- WHAT IS BEING ASKED
Would you transcribe the listing that follows, character for character, and omit its images?

- GIVEN RECORDS
## START
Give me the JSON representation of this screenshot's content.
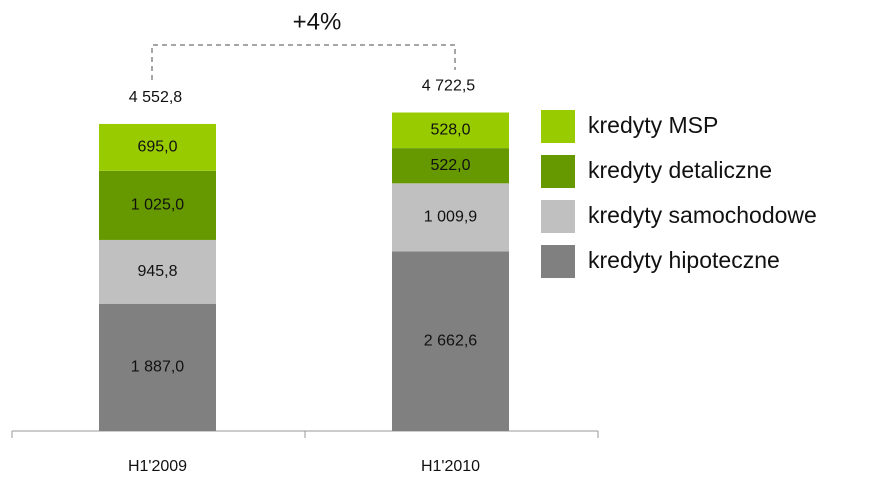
{
  "chart_data": {
    "type": "stacked_bar",
    "categories": [
      "H1'2009",
      "H1'2010"
    ],
    "series": [
      {
        "name": "kredyty hipoteczne",
        "color": "#808080",
        "values": [
          1887.0,
          2662.6
        ],
        "value_labels": [
          "1 887,0",
          "2 662,6"
        ]
      },
      {
        "name": "kredyty samochodowe",
        "color": "#c0c0c0",
        "values": [
          945.8,
          1009.9
        ],
        "value_labels": [
          "945,8",
          "1 009,9"
        ]
      },
      {
        "name": "kredyty detaliczne",
        "color": "#669900",
        "values": [
          1025.0,
          522.0
        ],
        "value_labels": [
          "1 025,0",
          "522,0"
        ]
      },
      {
        "name": "kredyty MSP",
        "color": "#99cc00",
        "values": [
          695.0,
          528.0
        ],
        "value_labels": [
          "695,0",
          "528,0"
        ]
      }
    ],
    "totals": [
      4552.8,
      4722.5
    ],
    "total_labels": [
      "4 552,8",
      "4 722,5"
    ],
    "annotation": "+4%"
  }
}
## END
- WRITTEN ANSWER
Give me the JSON representation of this screenshot's content.
{
  "chart_data": {
    "type": "stacked_bar",
    "categories": [
      "H1'2009",
      "H1'2010"
    ],
    "series": [
      {
        "name": "kredyty hipoteczne",
        "color": "#808080",
        "values": [
          1887.0,
          2662.6
        ],
        "value_labels": [
          "1 887,0",
          "2 662,6"
        ]
      },
      {
        "name": "kredyty samochodowe",
        "color": "#c0c0c0",
        "values": [
          945.8,
          1009.9
        ],
        "value_labels": [
          "945,8",
          "1 009,9"
        ]
      },
      {
        "name": "kredyty detaliczne",
        "color": "#669900",
        "values": [
          1025.0,
          522.0
        ],
        "value_labels": [
          "1 025,0",
          "522,0"
        ]
      },
      {
        "name": "kredyty MSP",
        "color": "#99cc00",
        "values": [
          695.0,
          528.0
        ],
        "value_labels": [
          "695,0",
          "528,0"
        ]
      }
    ],
    "totals": [
      4552.8,
      4722.5
    ],
    "total_labels": [
      "4 552,8",
      "4 722,5"
    ],
    "annotation": "+4%"
  }
}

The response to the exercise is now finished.